What is needed: Reproduce the listing that follows with no differences at all.

Supplied material:
■ ■ ■ ■ ■ ■ ■
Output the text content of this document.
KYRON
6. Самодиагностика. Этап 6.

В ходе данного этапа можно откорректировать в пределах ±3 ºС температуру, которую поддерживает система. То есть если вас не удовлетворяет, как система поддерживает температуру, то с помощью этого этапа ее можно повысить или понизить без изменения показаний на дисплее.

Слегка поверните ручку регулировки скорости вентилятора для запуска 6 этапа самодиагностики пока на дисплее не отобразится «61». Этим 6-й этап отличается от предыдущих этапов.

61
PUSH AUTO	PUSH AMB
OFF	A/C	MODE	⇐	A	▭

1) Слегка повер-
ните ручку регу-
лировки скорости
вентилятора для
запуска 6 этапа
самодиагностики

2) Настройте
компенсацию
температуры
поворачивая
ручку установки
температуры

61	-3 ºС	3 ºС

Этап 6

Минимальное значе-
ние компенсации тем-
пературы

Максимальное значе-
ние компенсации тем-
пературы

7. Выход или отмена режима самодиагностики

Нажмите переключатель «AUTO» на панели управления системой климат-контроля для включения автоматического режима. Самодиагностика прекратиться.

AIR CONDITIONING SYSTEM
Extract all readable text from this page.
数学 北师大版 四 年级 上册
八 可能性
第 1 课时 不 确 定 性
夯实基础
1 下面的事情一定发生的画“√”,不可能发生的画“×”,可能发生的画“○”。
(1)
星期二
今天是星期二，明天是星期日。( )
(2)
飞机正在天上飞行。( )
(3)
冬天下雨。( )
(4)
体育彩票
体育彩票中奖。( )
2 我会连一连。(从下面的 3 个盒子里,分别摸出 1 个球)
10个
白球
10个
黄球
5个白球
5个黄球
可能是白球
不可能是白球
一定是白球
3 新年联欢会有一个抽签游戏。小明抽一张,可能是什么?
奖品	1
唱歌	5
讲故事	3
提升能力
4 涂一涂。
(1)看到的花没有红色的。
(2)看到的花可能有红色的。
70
■ ■ ■ ■ ■ ■ ■
The answer:
Output the text content of this document.
KYRON
6. Самодиагностика. Этап 6.

В ходе данного этапа можно откорректировать в пределах ±3 ºС температуру, которую поддерживает система. То есть если вас не удовлетворяет, как система поддерживает температуру, то с помощью этого этапа ее можно повысить или понизить без изменения показаний на дисплее.

Слегка поверните ручку регулировки скорости вентилятора для запуска 6 этапа самодиагностики пока на дисплее не отобразится «61». Этим 6-й этап отличается от предыдущих этапов.

61
PUSH AUTO	PUSH AMB
OFF	A/C	MODE	⇐	A	▭

1) Слегка повер-
ните ручку регу-
лировки скорости
вентилятора для
запуска 6 этапа
самодиагностики

2) Настройте
компенсацию
температуры
поворачивая
ручку установки
температуры

61	-3 ºС	3 ºС

Этап 6

Минимальное значе-
ние компенсации тем-
пературы

Максимальное значе-
ние компенсации тем-
пературы

7. Выход или отмена режима самодиагностики

Нажмите переключатель «AUTO» на панели управления системой климат-контроля для включения автоматического режима. Самодиагностика прекратиться.

AIR CONDITIONING SYSTEM
Extract all readable text from this page.
数学 北师大版 四 年级 上册
八 可能性
第 1 课时 不 确 定 性
夯实基础
1 下面的事情一定发生的画“√”,不可能发生的画“×”,可能发生的画“○”。
(1)
星期二
今天是星期二，明天是星期日。( )
(2)
飞机正在天上飞行。( )
(3)
冬天下雨。( )
(4)
体育彩票
体育彩票中奖。( )
2 我会连一连。(从下面的 3 个盒子里,分别摸出 1 个球)
10个
白球
10个
黄球
5个白球
5个黄球
可能是白球
不可能是白球
一定是白球
3 新年联欢会有一个抽签游戏。小明抽一张,可能是什么?
奖品	1
唱歌	5
讲故事	3
提升能力
4 涂一涂。
(1)看到的花没有红色的。
(2)看到的花可能有红色的。
70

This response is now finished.